Source data
######

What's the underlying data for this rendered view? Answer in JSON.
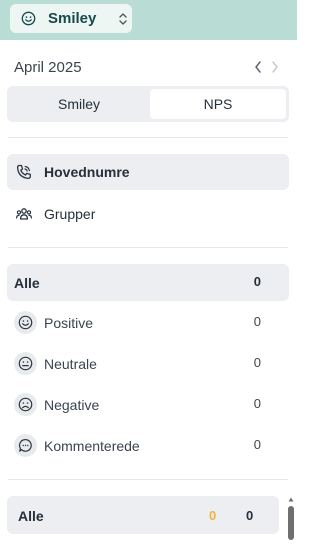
{
  "header": {
    "selector_label": "Smiley",
    "selector_icon": "smiley-icon",
    "toggle_icon": "chevron-updown-icon",
    "bg_color": "#b9dcd5"
  },
  "period": {
    "month_label": "April 2025",
    "prev_icon": "chevron-left-icon",
    "next_icon": "chevron-right-icon"
  },
  "tabs": {
    "smiley": "Smiley",
    "nps": "NPS",
    "active": "NPS"
  },
  "numbers_nav": {
    "items": [
      {
        "label": "Hovednumre",
        "icon": "phone-icon",
        "active": true
      },
      {
        "label": "Grupper",
        "icon": "group-icon",
        "active": false
      }
    ]
  },
  "summary": {
    "label": "Alle",
    "count": "0"
  },
  "filters": [
    {
      "label": "Positive",
      "icon": "smile-face-icon",
      "count": "0"
    },
    {
      "label": "Neutrale",
      "icon": "neutral-face-icon",
      "count": "0"
    },
    {
      "label": "Negative",
      "icon": "sad-face-icon",
      "count": "0"
    },
    {
      "label": "Kommenterede",
      "icon": "comment-icon",
      "count": "0"
    }
  ],
  "footer_row": {
    "label": "Alle",
    "count_highlight": "0",
    "count": "0",
    "highlight_color": "#f0b33c"
  }
}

######

### WHAT THE TASK REQUIRES
Search the listing for the string "icon". Copy each line where it turns up.

### ANSWER TO THE TASK
    "selector_icon": "smiley-icon",
    "toggle_icon": "chevron-updown-icon",
    "prev_icon": "chevron-left-icon",
    "next_icon": "chevron-right-icon"
        "icon": "phone-icon",
        "icon": "group-icon",
      "icon": "smile-face-icon",
      "icon": "neutral-face-icon",
      "icon": "sad-face-icon",
      "icon": "comment-icon",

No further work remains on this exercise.